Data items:
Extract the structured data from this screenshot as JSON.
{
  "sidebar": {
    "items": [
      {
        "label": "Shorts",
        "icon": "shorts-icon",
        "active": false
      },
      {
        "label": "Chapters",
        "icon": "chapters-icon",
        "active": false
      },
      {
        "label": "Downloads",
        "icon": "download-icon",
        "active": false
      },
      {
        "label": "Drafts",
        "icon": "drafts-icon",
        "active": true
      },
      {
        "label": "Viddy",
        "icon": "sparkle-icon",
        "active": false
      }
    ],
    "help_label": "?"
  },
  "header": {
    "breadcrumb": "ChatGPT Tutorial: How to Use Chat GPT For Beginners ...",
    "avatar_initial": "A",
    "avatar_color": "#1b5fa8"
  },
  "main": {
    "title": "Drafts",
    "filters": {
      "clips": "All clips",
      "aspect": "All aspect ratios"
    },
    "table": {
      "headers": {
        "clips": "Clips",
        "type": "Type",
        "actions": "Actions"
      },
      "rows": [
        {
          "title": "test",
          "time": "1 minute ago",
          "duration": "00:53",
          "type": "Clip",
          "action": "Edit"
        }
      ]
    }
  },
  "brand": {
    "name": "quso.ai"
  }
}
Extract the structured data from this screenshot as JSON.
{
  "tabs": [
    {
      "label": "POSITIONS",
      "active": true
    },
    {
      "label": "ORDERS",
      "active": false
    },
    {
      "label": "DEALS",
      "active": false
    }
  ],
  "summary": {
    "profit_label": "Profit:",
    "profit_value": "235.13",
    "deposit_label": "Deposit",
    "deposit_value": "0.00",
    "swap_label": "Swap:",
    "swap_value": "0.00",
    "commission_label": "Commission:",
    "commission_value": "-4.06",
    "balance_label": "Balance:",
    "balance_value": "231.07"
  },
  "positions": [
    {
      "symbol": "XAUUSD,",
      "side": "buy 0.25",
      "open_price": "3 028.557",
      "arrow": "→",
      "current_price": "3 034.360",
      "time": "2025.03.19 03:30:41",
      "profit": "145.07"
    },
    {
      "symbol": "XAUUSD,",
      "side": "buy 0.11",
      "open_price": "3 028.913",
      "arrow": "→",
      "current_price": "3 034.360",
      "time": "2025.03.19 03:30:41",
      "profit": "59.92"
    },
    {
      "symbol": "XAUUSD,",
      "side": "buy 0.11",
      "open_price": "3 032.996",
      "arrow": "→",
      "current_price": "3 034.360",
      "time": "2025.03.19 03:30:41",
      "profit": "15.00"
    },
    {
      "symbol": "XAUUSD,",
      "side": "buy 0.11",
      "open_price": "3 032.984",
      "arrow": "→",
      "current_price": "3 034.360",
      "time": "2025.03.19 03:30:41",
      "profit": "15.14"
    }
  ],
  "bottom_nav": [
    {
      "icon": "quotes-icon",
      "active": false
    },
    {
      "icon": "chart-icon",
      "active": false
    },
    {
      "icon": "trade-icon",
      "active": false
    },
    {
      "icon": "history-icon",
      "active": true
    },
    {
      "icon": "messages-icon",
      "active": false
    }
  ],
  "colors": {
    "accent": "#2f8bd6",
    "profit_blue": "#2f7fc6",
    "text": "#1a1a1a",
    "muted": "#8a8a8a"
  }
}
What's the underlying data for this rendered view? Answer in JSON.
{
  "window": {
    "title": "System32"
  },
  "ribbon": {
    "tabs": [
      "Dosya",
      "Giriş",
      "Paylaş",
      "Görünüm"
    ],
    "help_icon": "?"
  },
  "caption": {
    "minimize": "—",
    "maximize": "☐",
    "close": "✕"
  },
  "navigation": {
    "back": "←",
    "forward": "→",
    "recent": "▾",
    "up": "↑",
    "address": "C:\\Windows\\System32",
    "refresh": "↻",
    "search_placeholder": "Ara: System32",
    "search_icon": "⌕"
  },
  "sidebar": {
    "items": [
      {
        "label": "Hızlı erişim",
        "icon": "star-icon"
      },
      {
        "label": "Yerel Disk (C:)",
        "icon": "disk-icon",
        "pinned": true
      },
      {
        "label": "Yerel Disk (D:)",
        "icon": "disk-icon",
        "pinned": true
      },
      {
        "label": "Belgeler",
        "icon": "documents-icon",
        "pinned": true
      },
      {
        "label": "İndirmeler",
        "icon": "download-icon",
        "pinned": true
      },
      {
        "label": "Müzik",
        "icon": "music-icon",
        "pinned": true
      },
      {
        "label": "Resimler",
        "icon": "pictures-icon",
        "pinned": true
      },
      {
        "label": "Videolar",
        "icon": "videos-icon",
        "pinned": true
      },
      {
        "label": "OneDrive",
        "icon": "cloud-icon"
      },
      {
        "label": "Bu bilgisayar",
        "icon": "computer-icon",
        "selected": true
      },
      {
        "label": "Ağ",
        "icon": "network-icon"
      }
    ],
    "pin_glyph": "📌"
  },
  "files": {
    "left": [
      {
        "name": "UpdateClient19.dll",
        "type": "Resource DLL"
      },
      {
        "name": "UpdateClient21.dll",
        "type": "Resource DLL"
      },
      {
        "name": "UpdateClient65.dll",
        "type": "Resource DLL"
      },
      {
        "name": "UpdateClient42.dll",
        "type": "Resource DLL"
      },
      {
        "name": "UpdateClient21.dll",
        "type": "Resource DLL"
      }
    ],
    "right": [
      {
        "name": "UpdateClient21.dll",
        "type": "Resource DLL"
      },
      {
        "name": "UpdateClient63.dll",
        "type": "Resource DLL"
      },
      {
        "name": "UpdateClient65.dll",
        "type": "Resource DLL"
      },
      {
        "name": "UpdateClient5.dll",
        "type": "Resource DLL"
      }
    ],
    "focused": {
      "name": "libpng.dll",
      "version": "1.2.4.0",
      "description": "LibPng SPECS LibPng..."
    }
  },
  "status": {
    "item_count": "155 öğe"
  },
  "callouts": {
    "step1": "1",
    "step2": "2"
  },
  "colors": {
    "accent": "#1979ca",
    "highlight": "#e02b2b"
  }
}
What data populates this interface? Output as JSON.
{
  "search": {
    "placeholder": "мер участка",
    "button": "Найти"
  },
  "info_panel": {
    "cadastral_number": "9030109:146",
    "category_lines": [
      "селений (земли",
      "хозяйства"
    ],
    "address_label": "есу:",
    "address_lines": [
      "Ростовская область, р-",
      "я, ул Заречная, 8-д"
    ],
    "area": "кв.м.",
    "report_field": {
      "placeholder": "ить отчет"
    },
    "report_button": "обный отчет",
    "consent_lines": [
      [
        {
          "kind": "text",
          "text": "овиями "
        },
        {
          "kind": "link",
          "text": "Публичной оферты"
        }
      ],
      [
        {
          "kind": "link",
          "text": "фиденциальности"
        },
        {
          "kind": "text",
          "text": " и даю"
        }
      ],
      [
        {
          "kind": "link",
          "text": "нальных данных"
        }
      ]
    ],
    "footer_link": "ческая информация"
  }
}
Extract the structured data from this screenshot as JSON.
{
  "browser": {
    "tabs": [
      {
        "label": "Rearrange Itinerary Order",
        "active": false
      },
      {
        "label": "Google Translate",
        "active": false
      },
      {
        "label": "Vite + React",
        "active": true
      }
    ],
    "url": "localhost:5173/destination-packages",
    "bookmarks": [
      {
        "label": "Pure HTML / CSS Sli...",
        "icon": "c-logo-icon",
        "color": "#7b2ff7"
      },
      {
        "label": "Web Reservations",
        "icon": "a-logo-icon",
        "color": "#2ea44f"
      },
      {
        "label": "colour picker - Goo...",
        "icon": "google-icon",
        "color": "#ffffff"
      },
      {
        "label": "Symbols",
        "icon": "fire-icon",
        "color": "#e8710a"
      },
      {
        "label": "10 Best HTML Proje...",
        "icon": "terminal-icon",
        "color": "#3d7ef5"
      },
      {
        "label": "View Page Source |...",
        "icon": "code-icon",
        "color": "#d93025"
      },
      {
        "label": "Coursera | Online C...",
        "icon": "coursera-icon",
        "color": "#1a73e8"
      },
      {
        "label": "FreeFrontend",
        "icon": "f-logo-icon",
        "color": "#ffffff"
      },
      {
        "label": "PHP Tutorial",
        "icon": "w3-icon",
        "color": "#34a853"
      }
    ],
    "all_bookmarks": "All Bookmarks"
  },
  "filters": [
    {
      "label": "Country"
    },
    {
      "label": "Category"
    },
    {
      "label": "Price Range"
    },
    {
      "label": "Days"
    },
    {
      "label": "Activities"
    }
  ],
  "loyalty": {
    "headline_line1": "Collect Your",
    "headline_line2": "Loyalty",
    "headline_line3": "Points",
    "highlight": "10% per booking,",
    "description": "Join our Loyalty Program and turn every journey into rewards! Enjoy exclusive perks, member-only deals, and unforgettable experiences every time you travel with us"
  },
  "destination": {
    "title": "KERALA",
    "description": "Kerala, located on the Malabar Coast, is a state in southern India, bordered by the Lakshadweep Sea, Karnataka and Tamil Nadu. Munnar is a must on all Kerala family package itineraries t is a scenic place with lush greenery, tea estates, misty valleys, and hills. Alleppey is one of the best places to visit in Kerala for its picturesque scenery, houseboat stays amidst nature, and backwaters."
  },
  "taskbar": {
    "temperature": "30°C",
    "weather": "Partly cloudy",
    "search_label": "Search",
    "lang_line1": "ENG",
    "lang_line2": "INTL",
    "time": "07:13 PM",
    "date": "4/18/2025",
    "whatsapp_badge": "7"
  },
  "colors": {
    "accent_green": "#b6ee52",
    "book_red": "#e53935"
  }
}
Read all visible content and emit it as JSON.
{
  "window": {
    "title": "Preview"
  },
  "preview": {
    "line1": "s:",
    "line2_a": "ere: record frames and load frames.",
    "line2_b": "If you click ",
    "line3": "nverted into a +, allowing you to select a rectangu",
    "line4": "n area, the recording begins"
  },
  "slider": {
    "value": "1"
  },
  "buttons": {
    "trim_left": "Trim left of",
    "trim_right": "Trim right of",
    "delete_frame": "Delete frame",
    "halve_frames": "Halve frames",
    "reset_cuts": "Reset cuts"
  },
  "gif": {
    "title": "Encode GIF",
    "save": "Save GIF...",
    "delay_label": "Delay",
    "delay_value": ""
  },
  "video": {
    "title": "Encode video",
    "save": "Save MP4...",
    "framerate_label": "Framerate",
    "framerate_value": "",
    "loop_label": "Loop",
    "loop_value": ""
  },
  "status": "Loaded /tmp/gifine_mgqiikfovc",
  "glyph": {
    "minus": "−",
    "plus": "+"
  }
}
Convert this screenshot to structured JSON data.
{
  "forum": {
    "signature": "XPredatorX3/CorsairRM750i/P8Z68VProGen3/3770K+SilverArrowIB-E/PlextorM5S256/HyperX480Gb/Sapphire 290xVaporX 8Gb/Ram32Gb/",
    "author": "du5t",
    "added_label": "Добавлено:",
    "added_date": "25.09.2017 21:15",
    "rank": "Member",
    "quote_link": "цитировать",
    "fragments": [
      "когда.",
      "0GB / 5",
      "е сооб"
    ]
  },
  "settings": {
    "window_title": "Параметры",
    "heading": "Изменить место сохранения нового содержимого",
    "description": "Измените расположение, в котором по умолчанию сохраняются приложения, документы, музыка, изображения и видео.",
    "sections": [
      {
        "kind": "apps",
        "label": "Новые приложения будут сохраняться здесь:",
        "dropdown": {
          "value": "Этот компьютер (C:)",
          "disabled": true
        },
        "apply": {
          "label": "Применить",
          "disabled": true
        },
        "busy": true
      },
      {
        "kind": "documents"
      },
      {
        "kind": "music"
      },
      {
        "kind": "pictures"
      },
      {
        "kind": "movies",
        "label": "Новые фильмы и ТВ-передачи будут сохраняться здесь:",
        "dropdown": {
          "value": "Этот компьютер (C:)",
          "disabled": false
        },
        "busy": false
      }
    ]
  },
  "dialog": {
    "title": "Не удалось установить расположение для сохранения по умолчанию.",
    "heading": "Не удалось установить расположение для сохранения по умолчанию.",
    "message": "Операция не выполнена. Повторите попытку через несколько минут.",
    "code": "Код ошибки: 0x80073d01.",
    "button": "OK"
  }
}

Aim:
Within the listing above, find every line containing the string "умолчанию" and return it.

Correct answer:
    "description": "Измените расположение, в котором по умолчанию сохраняются приложения, документы, музыка, изображения и видео.",
    "title": "Не удалось установить расположение для сохранения по умолчанию.",
    "heading": "Не удалось установить расположение для сохранения по умолчанию.",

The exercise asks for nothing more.